Task prompt:
Show every line where "dalam" occurs.

Material supplied:

.....

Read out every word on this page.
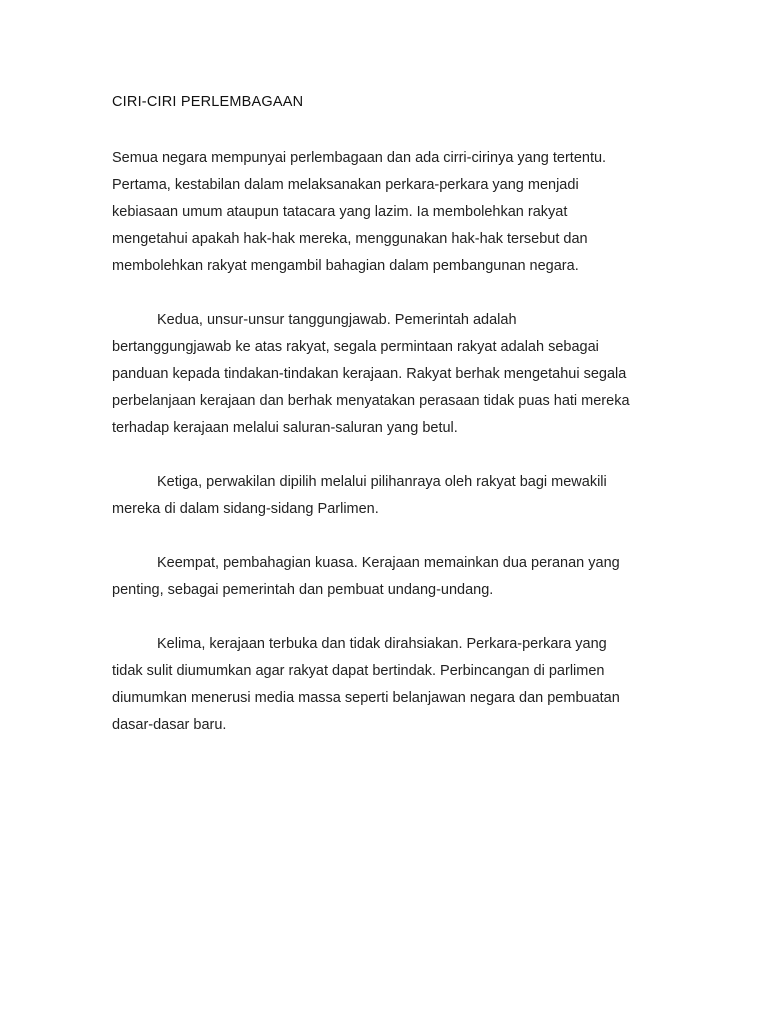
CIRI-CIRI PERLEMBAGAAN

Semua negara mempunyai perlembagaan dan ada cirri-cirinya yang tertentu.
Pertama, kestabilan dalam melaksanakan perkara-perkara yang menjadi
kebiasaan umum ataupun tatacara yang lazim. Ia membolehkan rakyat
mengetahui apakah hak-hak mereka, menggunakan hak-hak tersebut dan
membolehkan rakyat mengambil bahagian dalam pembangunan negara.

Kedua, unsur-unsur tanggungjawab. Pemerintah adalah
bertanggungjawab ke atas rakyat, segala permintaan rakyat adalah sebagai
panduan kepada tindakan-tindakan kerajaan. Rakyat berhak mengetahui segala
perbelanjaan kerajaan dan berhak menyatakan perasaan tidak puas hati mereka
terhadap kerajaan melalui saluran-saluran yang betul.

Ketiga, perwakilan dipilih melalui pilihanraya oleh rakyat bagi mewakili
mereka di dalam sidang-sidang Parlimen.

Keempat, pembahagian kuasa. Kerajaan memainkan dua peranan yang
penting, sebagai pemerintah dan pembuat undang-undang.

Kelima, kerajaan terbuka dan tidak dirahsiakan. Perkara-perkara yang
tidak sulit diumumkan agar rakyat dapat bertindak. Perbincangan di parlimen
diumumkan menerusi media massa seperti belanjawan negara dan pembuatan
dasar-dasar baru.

.....

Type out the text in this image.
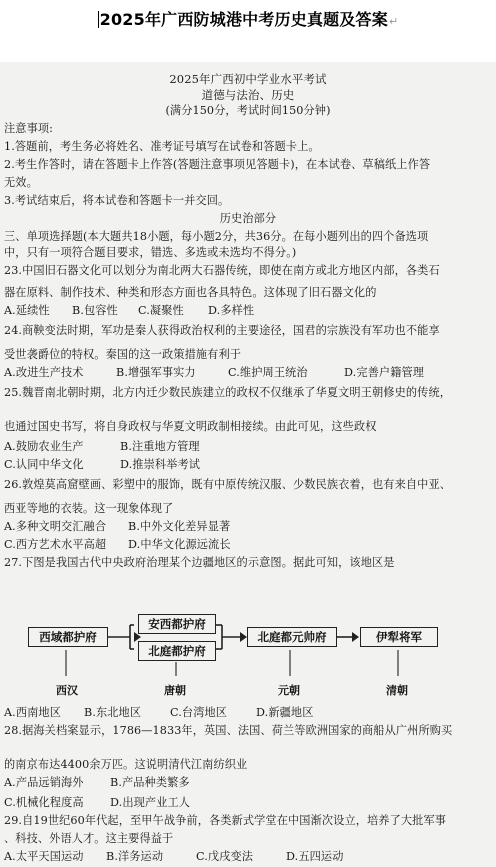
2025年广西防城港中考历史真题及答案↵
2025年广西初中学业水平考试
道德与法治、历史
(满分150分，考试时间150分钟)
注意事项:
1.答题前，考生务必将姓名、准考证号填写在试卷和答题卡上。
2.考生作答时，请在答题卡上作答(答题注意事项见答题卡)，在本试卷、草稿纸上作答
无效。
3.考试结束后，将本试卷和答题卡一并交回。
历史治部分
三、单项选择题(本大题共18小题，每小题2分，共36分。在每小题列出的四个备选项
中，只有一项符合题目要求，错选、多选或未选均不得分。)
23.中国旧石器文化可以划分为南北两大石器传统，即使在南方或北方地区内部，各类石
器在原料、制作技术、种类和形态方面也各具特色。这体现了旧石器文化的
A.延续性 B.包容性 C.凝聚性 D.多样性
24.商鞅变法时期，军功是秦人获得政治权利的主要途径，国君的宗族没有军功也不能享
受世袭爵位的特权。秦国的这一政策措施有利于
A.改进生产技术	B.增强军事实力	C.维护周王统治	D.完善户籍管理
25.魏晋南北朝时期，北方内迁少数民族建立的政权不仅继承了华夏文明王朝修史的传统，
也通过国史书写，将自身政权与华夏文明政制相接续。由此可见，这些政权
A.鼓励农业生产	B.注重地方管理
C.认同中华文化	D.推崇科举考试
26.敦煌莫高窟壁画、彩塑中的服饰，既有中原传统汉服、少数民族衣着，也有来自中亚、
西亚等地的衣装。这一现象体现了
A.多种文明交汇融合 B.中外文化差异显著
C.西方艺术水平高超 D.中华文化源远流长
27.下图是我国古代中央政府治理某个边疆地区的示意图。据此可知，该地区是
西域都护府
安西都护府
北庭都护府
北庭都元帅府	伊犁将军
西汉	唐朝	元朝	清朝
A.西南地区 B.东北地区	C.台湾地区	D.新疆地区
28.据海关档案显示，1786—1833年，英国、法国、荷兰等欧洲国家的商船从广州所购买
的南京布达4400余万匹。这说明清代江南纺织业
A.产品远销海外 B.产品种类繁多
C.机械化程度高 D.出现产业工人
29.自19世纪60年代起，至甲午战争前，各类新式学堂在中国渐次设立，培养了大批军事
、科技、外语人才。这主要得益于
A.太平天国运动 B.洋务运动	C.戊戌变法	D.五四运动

.....

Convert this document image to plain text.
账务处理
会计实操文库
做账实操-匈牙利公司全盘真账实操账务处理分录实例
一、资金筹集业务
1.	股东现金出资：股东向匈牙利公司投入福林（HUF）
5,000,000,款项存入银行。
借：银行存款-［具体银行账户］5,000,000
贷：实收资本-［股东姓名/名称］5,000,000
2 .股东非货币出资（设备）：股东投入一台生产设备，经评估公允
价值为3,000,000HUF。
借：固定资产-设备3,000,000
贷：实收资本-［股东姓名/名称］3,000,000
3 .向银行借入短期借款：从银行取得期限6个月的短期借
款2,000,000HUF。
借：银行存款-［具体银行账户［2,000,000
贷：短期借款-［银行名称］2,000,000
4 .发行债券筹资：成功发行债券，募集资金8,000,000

.....

Complete output:
Pertama, kestabilan dalam melaksanakan perkara-perkara yang menjadi
membolehkan rakyat mengambil bahagian dalam pembangunan negara.
mereka di dalam sidang-sidang Parlimen.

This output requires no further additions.